▼▼▼
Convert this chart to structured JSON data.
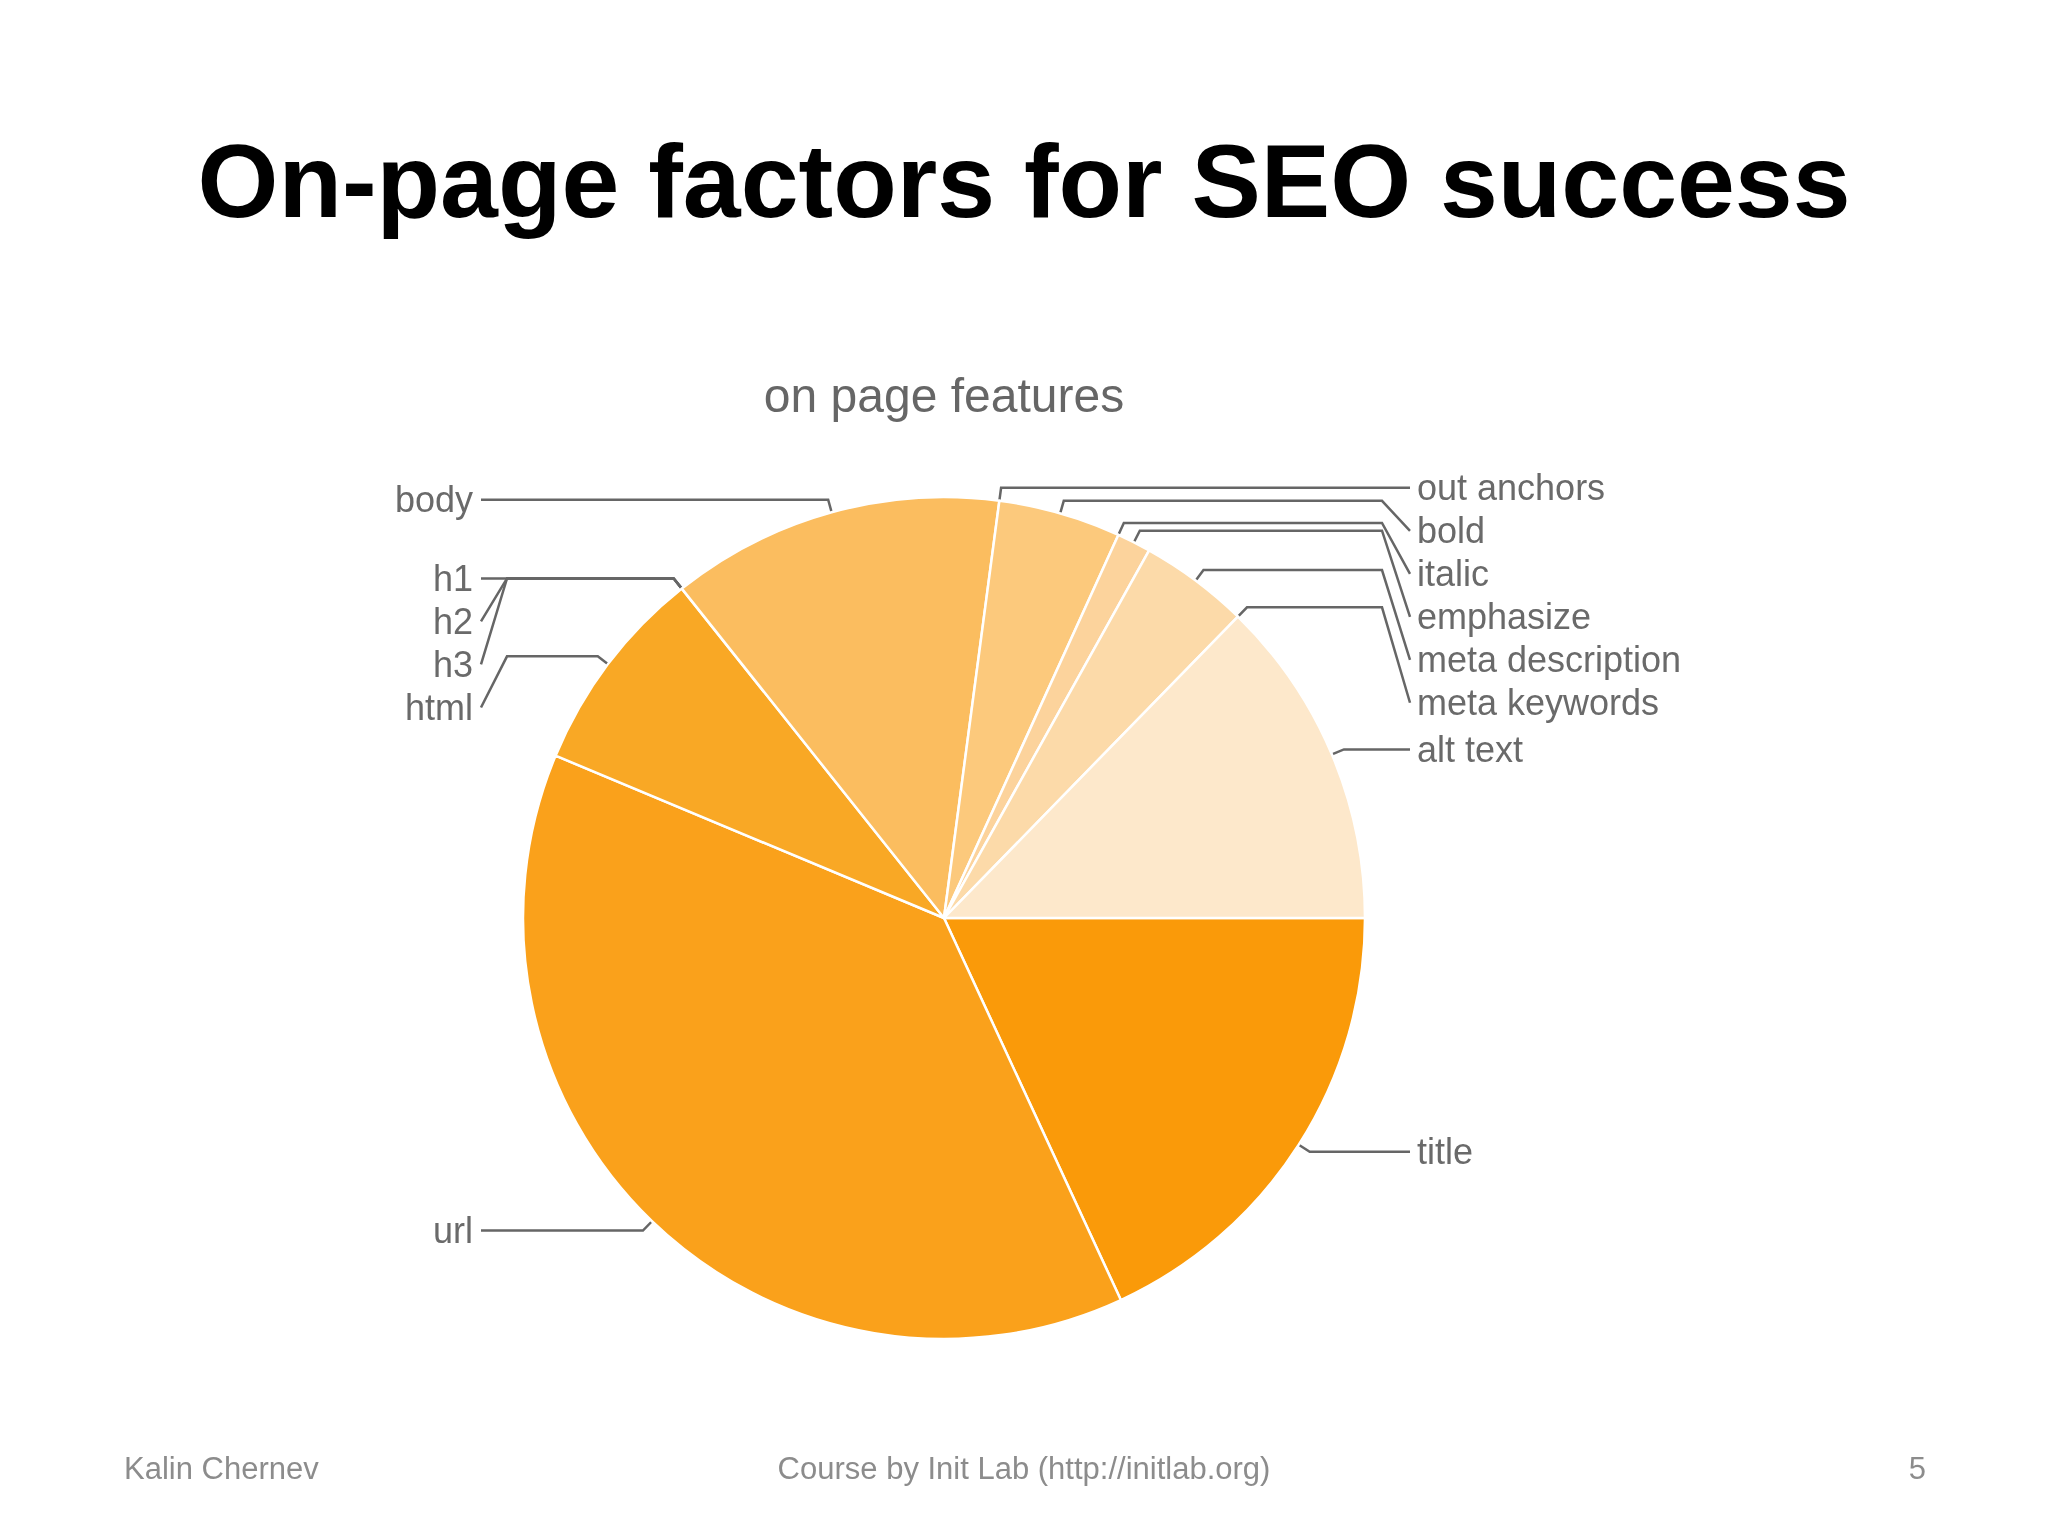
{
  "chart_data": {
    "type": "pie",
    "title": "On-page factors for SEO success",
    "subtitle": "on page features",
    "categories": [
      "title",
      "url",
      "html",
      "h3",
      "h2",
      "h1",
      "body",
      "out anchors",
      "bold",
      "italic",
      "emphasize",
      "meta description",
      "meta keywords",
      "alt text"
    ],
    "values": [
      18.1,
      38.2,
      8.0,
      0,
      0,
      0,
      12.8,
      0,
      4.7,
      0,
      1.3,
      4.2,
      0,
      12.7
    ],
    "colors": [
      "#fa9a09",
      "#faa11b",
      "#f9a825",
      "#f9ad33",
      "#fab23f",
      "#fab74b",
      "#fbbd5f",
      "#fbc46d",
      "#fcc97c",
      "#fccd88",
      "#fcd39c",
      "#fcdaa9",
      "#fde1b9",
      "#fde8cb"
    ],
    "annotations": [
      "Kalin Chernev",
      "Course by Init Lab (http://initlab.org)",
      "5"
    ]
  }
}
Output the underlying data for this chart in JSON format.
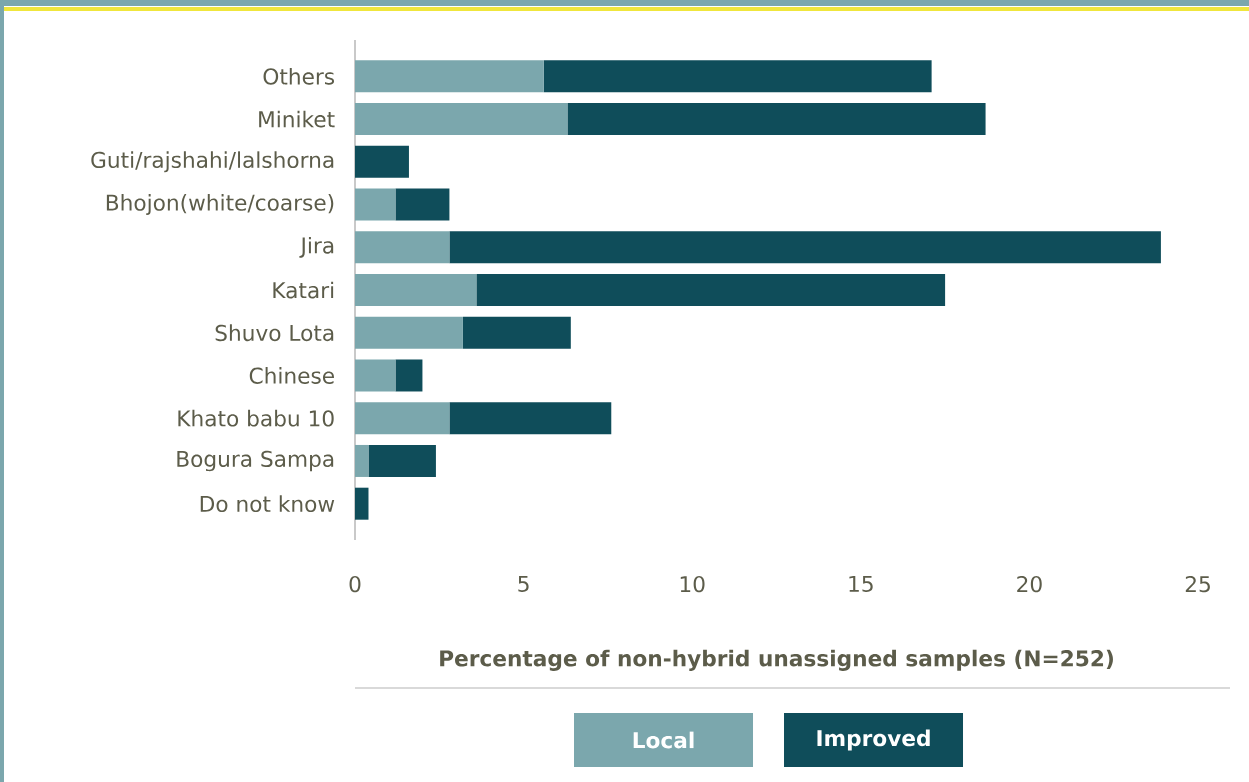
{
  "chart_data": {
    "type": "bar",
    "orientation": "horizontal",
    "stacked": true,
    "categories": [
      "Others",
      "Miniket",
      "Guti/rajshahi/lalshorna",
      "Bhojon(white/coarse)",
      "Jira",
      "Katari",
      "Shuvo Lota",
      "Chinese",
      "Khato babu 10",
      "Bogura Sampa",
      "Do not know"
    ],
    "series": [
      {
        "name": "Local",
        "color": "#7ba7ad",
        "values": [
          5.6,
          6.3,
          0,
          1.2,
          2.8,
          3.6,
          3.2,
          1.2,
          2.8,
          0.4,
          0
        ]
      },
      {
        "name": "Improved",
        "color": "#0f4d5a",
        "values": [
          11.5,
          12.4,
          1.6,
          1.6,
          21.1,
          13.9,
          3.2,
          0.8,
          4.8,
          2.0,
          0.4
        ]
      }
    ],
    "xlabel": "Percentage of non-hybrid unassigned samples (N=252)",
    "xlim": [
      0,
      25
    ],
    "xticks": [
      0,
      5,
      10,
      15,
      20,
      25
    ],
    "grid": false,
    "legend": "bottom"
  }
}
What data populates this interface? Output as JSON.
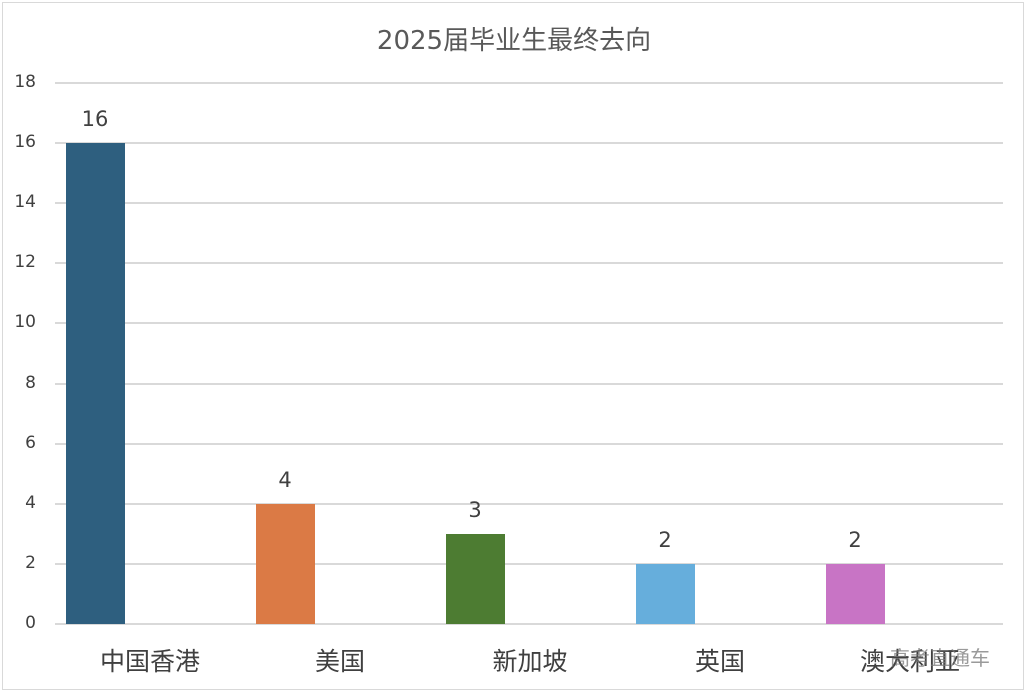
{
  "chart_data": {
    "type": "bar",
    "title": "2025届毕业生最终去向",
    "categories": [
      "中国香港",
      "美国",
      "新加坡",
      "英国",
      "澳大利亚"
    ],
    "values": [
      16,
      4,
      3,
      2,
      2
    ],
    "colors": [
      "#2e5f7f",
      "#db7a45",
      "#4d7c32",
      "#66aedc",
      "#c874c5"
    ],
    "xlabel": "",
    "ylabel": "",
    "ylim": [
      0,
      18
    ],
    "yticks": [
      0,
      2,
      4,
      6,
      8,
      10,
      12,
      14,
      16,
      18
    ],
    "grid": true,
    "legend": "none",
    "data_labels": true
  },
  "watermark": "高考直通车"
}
▲▲▲
== Task to complete ==
Identify each line of the material where the word "JSON" shows up, and copy it.

== Expected output ==
Convert this chart to structured JSON data.
Output the underlying data for this chart in JSON format.
What data populates this interface? Output as JSON.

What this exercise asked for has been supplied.